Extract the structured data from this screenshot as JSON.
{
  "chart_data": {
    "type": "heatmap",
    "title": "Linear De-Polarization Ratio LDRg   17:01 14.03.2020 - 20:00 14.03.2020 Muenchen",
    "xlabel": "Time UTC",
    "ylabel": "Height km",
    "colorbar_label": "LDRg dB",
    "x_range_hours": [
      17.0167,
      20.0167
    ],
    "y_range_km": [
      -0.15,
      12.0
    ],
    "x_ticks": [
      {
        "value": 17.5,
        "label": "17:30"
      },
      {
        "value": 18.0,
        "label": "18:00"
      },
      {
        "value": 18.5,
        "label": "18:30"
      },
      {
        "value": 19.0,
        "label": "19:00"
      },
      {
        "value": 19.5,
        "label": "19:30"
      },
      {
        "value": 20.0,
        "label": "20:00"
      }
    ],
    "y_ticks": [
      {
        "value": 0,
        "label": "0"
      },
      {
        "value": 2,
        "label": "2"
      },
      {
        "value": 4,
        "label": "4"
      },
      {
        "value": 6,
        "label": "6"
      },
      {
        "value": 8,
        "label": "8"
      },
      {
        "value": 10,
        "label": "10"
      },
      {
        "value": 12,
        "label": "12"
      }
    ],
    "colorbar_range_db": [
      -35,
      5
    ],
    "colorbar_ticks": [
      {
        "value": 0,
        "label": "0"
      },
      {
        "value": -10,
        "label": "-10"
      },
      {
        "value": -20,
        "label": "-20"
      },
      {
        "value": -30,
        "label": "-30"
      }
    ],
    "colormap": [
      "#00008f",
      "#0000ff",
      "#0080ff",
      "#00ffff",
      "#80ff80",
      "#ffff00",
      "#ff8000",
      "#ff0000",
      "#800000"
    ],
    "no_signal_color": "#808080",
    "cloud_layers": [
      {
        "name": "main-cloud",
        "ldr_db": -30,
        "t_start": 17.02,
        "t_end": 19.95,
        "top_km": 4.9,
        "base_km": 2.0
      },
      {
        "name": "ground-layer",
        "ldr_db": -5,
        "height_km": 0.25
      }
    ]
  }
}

• AIM:
Write out every line of the records exactly.

• TASK ANSWER:
Extract the structured data from this screenshot as JSON.
{
  "chart_data": {
    "type": "heatmap",
    "title": "Linear De-Polarization Ratio LDRg   17:01 14.03.2020 - 20:00 14.03.2020 Muenchen",
    "xlabel": "Time UTC",
    "ylabel": "Height km",
    "colorbar_label": "LDRg dB",
    "x_range_hours": [
      17.0167,
      20.0167
    ],
    "y_range_km": [
      -0.15,
      12.0
    ],
    "x_ticks": [
      {
        "value": 17.5,
        "label": "17:30"
      },
      {
        "value": 18.0,
        "label": "18:00"
      },
      {
        "value": 18.5,
        "label": "18:30"
      },
      {
        "value": 19.0,
        "label": "19:00"
      },
      {
        "value": 19.5,
        "label": "19:30"
      },
      {
        "value": 20.0,
        "label": "20:00"
      }
    ],
    "y_ticks": [
      {
        "value": 0,
        "label": "0"
      },
      {
        "value": 2,
        "label": "2"
      },
      {
        "value": 4,
        "label": "4"
      },
      {
        "value": 6,
        "label": "6"
      },
      {
        "value": 8,
        "label": "8"
      },
      {
        "value": 10,
        "label": "10"
      },
      {
        "value": 12,
        "label": "12"
      }
    ],
    "colorbar_range_db": [
      -35,
      5
    ],
    "colorbar_ticks": [
      {
        "value": 0,
        "label": "0"
      },
      {
        "value": -10,
        "label": "-10"
      },
      {
        "value": -20,
        "label": "-20"
      },
      {
        "value": -30,
        "label": "-30"
      }
    ],
    "colormap": [
      "#00008f",
      "#0000ff",
      "#0080ff",
      "#00ffff",
      "#80ff80",
      "#ffff00",
      "#ff8000",
      "#ff0000",
      "#800000"
    ],
    "no_signal_color": "#808080",
    "cloud_layers": [
      {
        "name": "main-cloud",
        "ldr_db": -30,
        "t_start": 17.02,
        "t_end": 19.95,
        "top_km": 4.9,
        "base_km": 2.0
      },
      {
        "name": "ground-layer",
        "ldr_db": -5,
        "height_km": 0.25
      }
    ]
  }
}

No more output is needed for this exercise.